* PROBLEM *
For each line below, check for "marker"; give only the total of lines where it occurs.

Data entries for graphics
•••••
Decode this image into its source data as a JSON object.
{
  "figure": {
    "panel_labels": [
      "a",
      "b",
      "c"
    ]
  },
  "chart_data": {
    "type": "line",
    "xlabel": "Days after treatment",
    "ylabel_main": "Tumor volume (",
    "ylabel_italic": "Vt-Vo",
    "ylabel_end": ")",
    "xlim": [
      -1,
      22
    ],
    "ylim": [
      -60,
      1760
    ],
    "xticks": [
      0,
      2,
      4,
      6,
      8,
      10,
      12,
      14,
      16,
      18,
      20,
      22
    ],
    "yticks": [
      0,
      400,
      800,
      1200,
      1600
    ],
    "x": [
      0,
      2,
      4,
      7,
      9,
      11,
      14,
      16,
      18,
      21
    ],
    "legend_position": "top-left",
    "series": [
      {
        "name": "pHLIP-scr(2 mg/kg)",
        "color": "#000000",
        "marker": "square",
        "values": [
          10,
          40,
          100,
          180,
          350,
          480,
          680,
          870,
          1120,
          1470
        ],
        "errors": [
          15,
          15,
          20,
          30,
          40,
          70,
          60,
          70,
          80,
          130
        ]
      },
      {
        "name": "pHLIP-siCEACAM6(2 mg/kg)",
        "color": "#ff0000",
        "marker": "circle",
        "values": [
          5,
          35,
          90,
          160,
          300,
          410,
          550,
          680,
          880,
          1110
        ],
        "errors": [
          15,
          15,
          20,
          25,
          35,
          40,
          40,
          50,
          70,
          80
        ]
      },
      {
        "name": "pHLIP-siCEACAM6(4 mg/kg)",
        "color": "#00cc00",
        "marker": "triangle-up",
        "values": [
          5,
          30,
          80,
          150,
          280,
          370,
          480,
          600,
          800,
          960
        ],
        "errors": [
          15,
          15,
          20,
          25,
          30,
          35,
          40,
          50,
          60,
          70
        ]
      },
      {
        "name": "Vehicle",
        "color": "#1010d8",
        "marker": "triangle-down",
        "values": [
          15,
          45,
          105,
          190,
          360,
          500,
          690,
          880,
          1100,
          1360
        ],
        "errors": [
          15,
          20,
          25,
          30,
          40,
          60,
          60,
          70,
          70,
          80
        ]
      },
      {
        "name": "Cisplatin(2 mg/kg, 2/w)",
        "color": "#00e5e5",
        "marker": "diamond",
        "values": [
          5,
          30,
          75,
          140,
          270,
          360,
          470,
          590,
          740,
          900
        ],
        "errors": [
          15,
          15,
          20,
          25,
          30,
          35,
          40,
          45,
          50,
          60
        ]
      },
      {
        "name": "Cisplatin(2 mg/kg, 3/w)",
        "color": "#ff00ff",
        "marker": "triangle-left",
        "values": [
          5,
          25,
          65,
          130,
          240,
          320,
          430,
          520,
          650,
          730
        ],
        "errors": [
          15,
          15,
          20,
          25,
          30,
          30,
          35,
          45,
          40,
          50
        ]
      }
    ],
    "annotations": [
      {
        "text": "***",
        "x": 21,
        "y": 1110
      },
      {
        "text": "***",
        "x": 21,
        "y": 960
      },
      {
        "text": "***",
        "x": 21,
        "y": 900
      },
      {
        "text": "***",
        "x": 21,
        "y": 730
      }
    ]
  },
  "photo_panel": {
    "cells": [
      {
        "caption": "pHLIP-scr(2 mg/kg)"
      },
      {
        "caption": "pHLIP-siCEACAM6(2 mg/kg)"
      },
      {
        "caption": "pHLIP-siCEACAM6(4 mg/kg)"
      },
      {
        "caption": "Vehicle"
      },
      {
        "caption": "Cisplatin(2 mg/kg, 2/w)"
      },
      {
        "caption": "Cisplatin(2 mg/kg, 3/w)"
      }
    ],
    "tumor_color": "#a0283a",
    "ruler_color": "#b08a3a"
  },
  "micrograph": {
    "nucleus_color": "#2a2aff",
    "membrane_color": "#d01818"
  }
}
•••••
* SOLUTION FOR THIS PROBLEM *
6